Please copy the records below line for line, leaving every character unchanged.
────────────────────
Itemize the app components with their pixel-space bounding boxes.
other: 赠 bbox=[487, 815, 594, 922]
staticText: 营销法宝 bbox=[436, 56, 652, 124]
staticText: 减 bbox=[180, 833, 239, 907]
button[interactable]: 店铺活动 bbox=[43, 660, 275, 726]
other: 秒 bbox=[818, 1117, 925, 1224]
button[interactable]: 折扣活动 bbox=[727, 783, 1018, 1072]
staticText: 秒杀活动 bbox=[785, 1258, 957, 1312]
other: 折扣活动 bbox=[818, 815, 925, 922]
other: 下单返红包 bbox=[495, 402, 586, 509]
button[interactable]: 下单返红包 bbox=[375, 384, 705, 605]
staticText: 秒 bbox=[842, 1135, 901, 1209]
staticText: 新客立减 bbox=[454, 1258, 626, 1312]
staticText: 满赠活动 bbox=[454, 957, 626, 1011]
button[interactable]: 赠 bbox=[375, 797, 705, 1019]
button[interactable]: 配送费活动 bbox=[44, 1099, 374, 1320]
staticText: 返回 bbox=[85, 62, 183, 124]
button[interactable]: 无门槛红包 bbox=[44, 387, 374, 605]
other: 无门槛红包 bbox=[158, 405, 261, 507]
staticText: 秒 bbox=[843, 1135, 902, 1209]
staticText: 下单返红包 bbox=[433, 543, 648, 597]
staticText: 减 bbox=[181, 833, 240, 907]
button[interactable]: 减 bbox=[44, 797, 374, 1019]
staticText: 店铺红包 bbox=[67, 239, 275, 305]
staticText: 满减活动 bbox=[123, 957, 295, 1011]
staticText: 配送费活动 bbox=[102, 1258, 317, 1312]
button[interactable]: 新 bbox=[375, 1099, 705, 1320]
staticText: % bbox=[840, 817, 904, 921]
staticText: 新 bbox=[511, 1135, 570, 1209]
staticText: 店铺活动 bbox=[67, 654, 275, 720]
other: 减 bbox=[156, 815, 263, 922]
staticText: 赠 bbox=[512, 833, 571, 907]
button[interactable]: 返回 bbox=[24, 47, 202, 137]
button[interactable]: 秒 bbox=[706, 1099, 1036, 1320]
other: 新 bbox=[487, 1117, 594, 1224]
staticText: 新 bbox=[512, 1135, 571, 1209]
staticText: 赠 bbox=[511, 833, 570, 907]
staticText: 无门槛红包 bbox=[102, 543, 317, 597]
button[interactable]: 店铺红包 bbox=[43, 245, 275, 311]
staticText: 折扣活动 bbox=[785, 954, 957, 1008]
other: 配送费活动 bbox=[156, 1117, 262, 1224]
────────────────────
▸ **OUTPUT**
Itemize the app components with their pixel-space bounding boxes.
other: 赠 bbox=[487, 815, 594, 922]
staticText: 营销法宝 bbox=[436, 56, 652, 124]
staticText: 减 bbox=[180, 833, 239, 907]
button[interactable]: 店铺活动 bbox=[43, 660, 275, 726]
other: 秒 bbox=[818, 1117, 925, 1224]
button[interactable]: 折扣活动 bbox=[727, 783, 1018, 1072]
staticText: 秒杀活动 bbox=[785, 1258, 957, 1312]
other: 折扣活动 bbox=[818, 815, 925, 922]
other: 下单返红包 bbox=[495, 402, 586, 509]
button[interactable]: 下单返红包 bbox=[375, 384, 705, 605]
staticText: 秒 bbox=[842, 1135, 901, 1209]
staticText: 新客立减 bbox=[454, 1258, 626, 1312]
staticText: 满赠活动 bbox=[454, 957, 626, 1011]
button[interactable]: 赠 bbox=[375, 797, 705, 1019]
button[interactable]: 配送费活动 bbox=[44, 1099, 374, 1320]
staticText: 返回 bbox=[85, 62, 183, 124]
button[interactable]: 无门槛红包 bbox=[44, 387, 374, 605]
other: 无门槛红包 bbox=[158, 405, 261, 507]
staticText: 秒 bbox=[843, 1135, 902, 1209]
staticText: 下单返红包 bbox=[433, 543, 648, 597]
staticText: 减 bbox=[181, 833, 240, 907]
button[interactable]: 减 bbox=[44, 797, 374, 1019]
staticText: 店铺红包 bbox=[67, 239, 275, 305]
staticText: 满减活动 bbox=[123, 957, 295, 1011]
staticText: 配送费活动 bbox=[102, 1258, 317, 1312]
button[interactable]: 新 bbox=[375, 1099, 705, 1320]
staticText: % bbox=[840, 817, 904, 921]
staticText: 新 bbox=[511, 1135, 570, 1209]
staticText: 店铺活动 bbox=[67, 654, 275, 720]
other: 减 bbox=[156, 815, 263, 922]
staticText: 赠 bbox=[512, 833, 571, 907]
button[interactable]: 返回 bbox=[24, 47, 202, 137]
button[interactable]: 秒 bbox=[706, 1099, 1036, 1320]
other: 新 bbox=[487, 1117, 594, 1224]
staticText: 新 bbox=[512, 1135, 571, 1209]
staticText: 赠 bbox=[511, 833, 570, 907]
staticText: 无门槛红包 bbox=[102, 543, 317, 597]
button[interactable]: 店铺红包 bbox=[43, 245, 275, 311]
staticText: 折扣活动 bbox=[785, 954, 957, 1008]
other: 配送费活动 bbox=[156, 1117, 262, 1224]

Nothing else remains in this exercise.